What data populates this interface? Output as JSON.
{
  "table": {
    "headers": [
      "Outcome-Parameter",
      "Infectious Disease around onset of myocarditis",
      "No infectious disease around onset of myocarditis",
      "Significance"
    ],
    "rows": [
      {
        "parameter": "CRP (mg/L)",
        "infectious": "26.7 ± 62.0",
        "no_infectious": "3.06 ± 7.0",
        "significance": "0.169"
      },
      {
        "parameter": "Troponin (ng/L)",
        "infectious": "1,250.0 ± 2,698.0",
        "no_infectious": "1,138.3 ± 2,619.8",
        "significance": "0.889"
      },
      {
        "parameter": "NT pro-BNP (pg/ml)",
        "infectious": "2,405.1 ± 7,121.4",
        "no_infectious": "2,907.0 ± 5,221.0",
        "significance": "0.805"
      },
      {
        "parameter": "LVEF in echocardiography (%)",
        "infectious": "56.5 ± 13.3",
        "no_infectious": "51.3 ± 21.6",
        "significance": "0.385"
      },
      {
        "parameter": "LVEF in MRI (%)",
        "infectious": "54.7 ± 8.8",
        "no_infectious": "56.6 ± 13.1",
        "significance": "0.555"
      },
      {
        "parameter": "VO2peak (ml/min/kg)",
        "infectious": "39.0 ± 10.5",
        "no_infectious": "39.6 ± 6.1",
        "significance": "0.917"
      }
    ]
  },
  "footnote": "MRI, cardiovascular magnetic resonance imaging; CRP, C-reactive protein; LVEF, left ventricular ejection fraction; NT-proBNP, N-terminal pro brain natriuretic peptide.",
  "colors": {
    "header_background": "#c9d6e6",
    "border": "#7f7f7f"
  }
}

YOUR OBJECTIVE:
Filter the entries and copy out every line with the word "myocarditis".

PROBLEM SOLUTION:
      "Infectious Disease around onset of myocarditis",
      "No infectious disease around onset of myocarditis",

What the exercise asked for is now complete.